◆ TASK REQUIREMENTS ◆
Search the material for the string "Dette", then return every line where it is found.

◆ AVAILABLE DATA ◆
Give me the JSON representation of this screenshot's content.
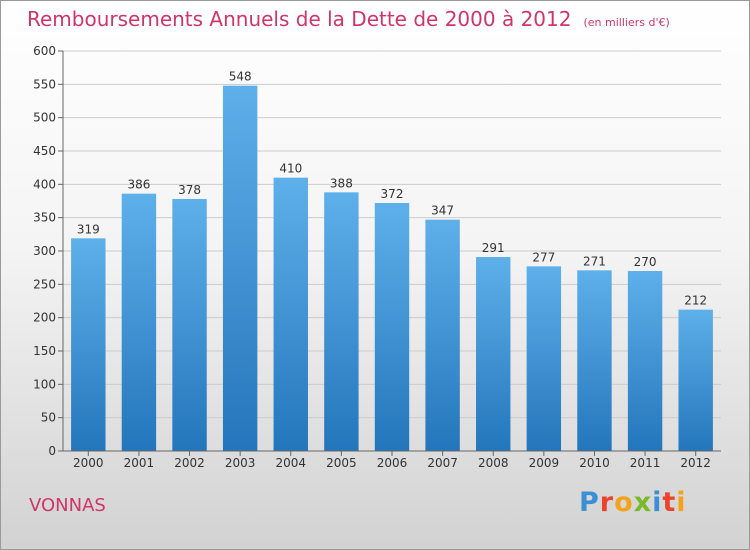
{
  "title": "Remboursements Annuels de la Dette de 2000 à 2012",
  "subtitle": "(en milliers d'€)",
  "town": "VONNAS",
  "logo": {
    "letters": [
      {
        "ch": "P",
        "color": "#3b8fd4"
      },
      {
        "ch": "r",
        "color": "#e8452c"
      },
      {
        "ch": "o",
        "color": "#f2a31b"
      },
      {
        "ch": "x",
        "color": "#7ab929"
      },
      {
        "ch": "i",
        "color": "#3b8fd4"
      },
      {
        "ch": "t",
        "color": "#e8452c"
      },
      {
        "ch": "i",
        "color": "#f2a31b"
      }
    ]
  },
  "colors": {
    "bar_top": "#5eb0ea",
    "bar_bottom": "#2476bc",
    "title": "#d0356a",
    "grid": "#cccccc"
  },
  "chart_data": {
    "type": "bar",
    "title": "Remboursements Annuels de la Dette de 2000 à 2012",
    "subtitle": "(en milliers d'€)",
    "categories": [
      "2000",
      "2001",
      "2002",
      "2003",
      "2004",
      "2005",
      "2006",
      "2007",
      "2008",
      "2009",
      "2010",
      "2011",
      "2012"
    ],
    "values": [
      319,
      386,
      378,
      548,
      410,
      388,
      372,
      347,
      291,
      277,
      271,
      270,
      212
    ],
    "xlabel": "",
    "ylabel": "",
    "ylim": [
      0,
      600
    ],
    "yticks": [
      0,
      50,
      100,
      150,
      200,
      250,
      300,
      350,
      400,
      450,
      500,
      550,
      600
    ],
    "grid": true,
    "legend": "none"
  }
}
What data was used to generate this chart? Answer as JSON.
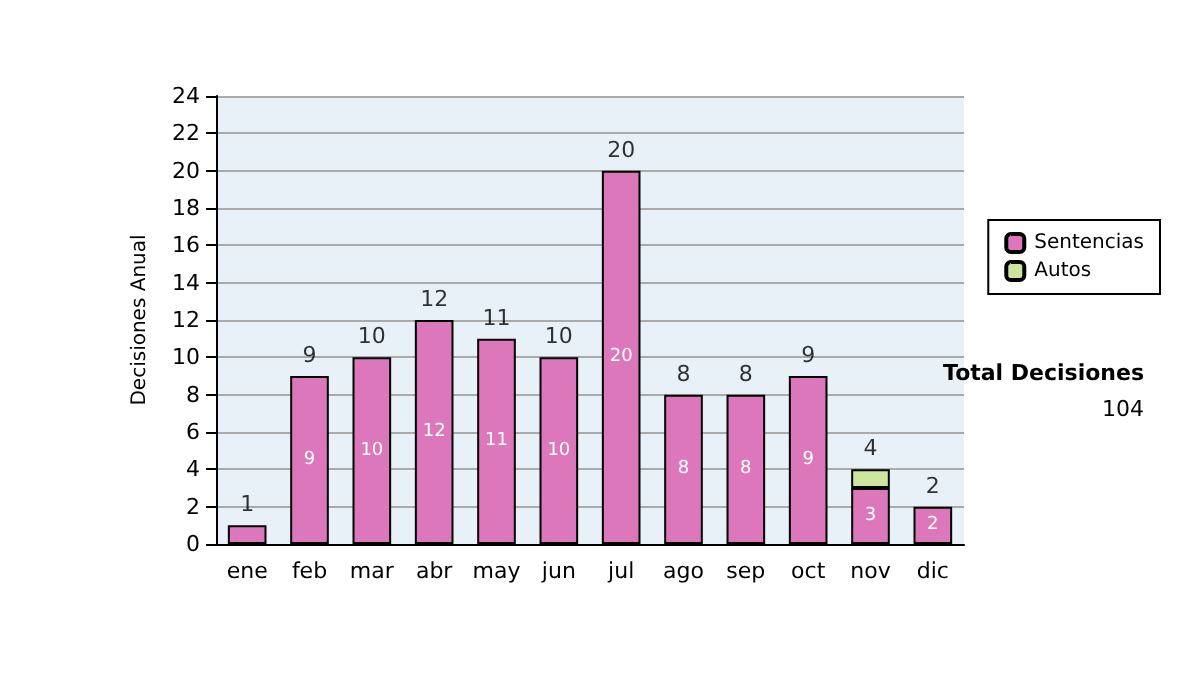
{
  "chart_data": {
    "type": "bar",
    "stacked": true,
    "ylabel": "Decisiones Anual",
    "categories": [
      "ene",
      "feb",
      "mar",
      "abr",
      "may",
      "jun",
      "jul",
      "ago",
      "sep",
      "oct",
      "nov",
      "dic"
    ],
    "series": [
      {
        "name": "Sentencias",
        "color": "#dd77bb",
        "values": [
          1,
          9,
          10,
          12,
          11,
          10,
          20,
          8,
          8,
          9,
          3,
          2
        ],
        "value_labels": [
          null,
          "9",
          "10",
          "12",
          "11",
          "10",
          "20",
          "8",
          "8",
          "9",
          "3",
          "2"
        ]
      },
      {
        "name": "Autos",
        "color": "#cce6a0",
        "values": [
          null,
          null,
          null,
          null,
          null,
          null,
          null,
          null,
          null,
          null,
          1,
          null
        ]
      }
    ],
    "totals": [
      "1",
      "9",
      "10",
      "12",
      "11",
      "10",
      "20",
      "8",
      "8",
      "9",
      "4",
      "2"
    ],
    "ylim": [
      0,
      24
    ],
    "yticks": [
      0,
      2,
      4,
      6,
      8,
      10,
      12,
      14,
      16,
      18,
      20,
      22,
      24
    ],
    "grid": "y",
    "legend": "right",
    "annotations": [
      "Total Decisiones",
      "104"
    ]
  }
}
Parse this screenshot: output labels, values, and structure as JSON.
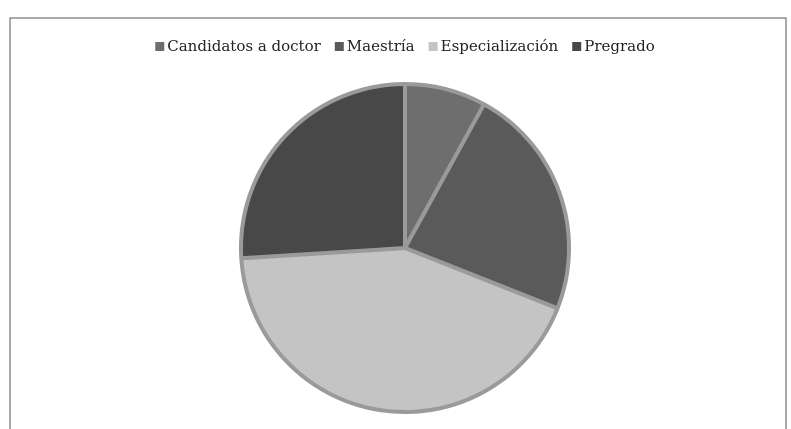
{
  "chart_data": {
    "type": "pie",
    "categories": [
      "Candidatos a doctor",
      "Maestría",
      "Especialización",
      "Pregrado"
    ],
    "values": [
      8,
      23,
      43,
      26
    ],
    "colors": [
      "#6e6e6e",
      "#5a5a5a",
      "#c4c4c4",
      "#484848"
    ],
    "legend": "top"
  }
}
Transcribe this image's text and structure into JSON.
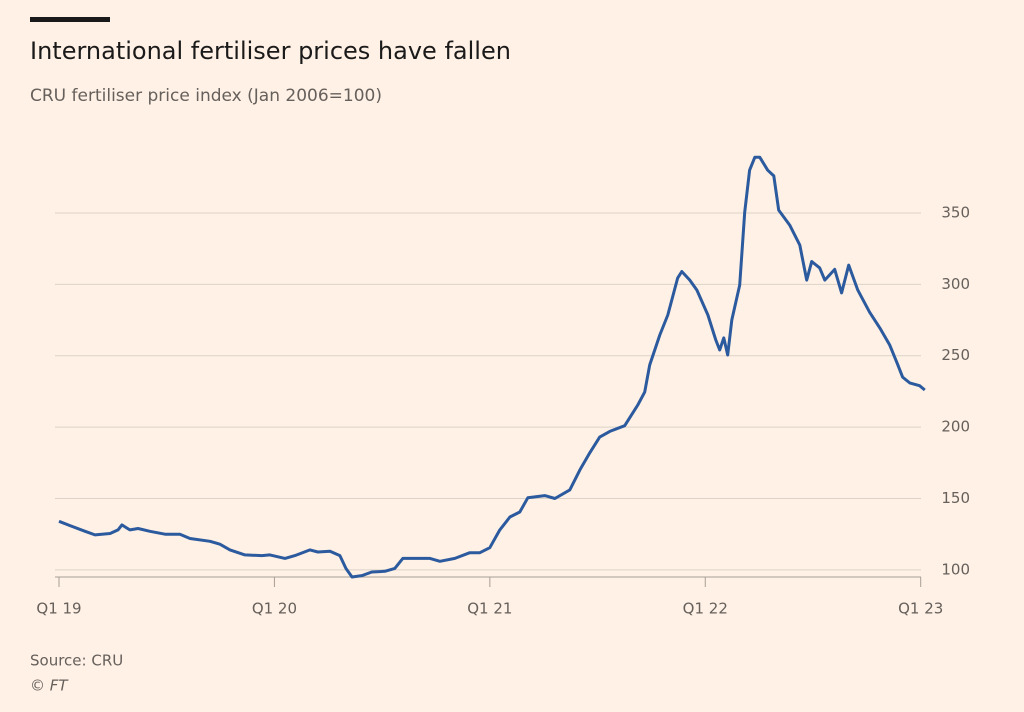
{
  "chart_data": {
    "type": "line",
    "title": "International fertiliser prices have fallen",
    "subtitle": "CRU fertiliser price index (Jan 2006=100)",
    "source": "Source: CRU",
    "copyright": "© FT",
    "x": [
      2019.0,
      2019.051,
      2019.121,
      2019.167,
      2019.237,
      2019.274,
      2019.292,
      2019.329,
      2019.367,
      2019.422,
      2019.492,
      2019.561,
      2019.608,
      2019.701,
      2019.747,
      2019.794,
      2019.863,
      2019.942,
      2019.979,
      2020.049,
      2020.095,
      2020.165,
      2020.202,
      2020.258,
      2020.304,
      2020.332,
      2020.36,
      2020.406,
      2020.452,
      2020.513,
      2020.559,
      2020.596,
      2020.652,
      2020.722,
      2020.768,
      2020.838,
      2020.907,
      2020.954,
      2021.0,
      2021.046,
      2021.093,
      2021.139,
      2021.176,
      2021.255,
      2021.302,
      2021.371,
      2021.418,
      2021.464,
      2021.51,
      2021.557,
      2021.626,
      2021.687,
      2021.719,
      2021.742,
      2021.789,
      2021.826,
      2021.872,
      2021.891,
      2021.928,
      2021.961,
      2022.012,
      2022.049,
      2022.067,
      2022.086,
      2022.104,
      2022.123,
      2022.16,
      2022.183,
      2022.206,
      2022.23,
      2022.253,
      2022.29,
      2022.318,
      2022.341,
      2022.392,
      2022.439,
      2022.471,
      2022.494,
      2022.531,
      2022.555,
      2022.601,
      2022.633,
      2022.666,
      2022.708,
      2022.763,
      2022.81,
      2022.856,
      2022.893,
      2022.916,
      2022.949,
      2022.995,
      2023.019
    ],
    "series": [
      {
        "color": "#2c5a9e",
        "values": [
          134,
          131,
          127,
          124.5,
          125.5,
          128,
          131.5,
          128,
          129,
          127,
          125,
          125,
          122,
          120,
          118,
          114,
          110.5,
          110,
          110.5,
          108,
          110,
          114,
          112.5,
          113,
          110,
          101,
          95,
          96,
          98.5,
          99,
          101,
          108,
          108,
          108,
          106,
          108,
          112,
          112,
          115.5,
          128,
          137,
          140.5,
          150.5,
          152,
          150,
          156,
          170,
          182,
          193,
          197,
          201,
          215.5,
          224.5,
          243.5,
          264.5,
          278.5,
          304.5,
          309,
          303,
          296,
          278.5,
          261,
          254,
          262.5,
          250.5,
          275,
          299.5,
          350.5,
          380,
          389,
          389,
          380,
          376,
          352,
          341.5,
          327.5,
          303,
          316,
          311.5,
          303,
          310.5,
          294,
          313.5,
          296,
          280.5,
          269.5,
          257.5,
          244,
          235,
          231,
          229,
          226
        ]
      }
    ],
    "xlim": [
      2019,
      2023.02
    ],
    "xticks": [
      {
        "value": 2019,
        "label": "Q1 19"
      },
      {
        "value": 2020,
        "label": "Q1 20"
      },
      {
        "value": 2021,
        "label": "Q1 21"
      },
      {
        "value": 2022,
        "label": "Q1 22"
      },
      {
        "value": 2023,
        "label": "Q1 23"
      }
    ],
    "ylim": [
      95,
      400
    ],
    "yticks": [
      100,
      150,
      200,
      250,
      300,
      350
    ],
    "grid": true
  }
}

◆ RESPONSE BELOW ◆
  "title": "Remboursements Annuels de la Dette de 2000 à 2012",
    "title": "Remboursements Annuels de la Dette de 2000 à 2012",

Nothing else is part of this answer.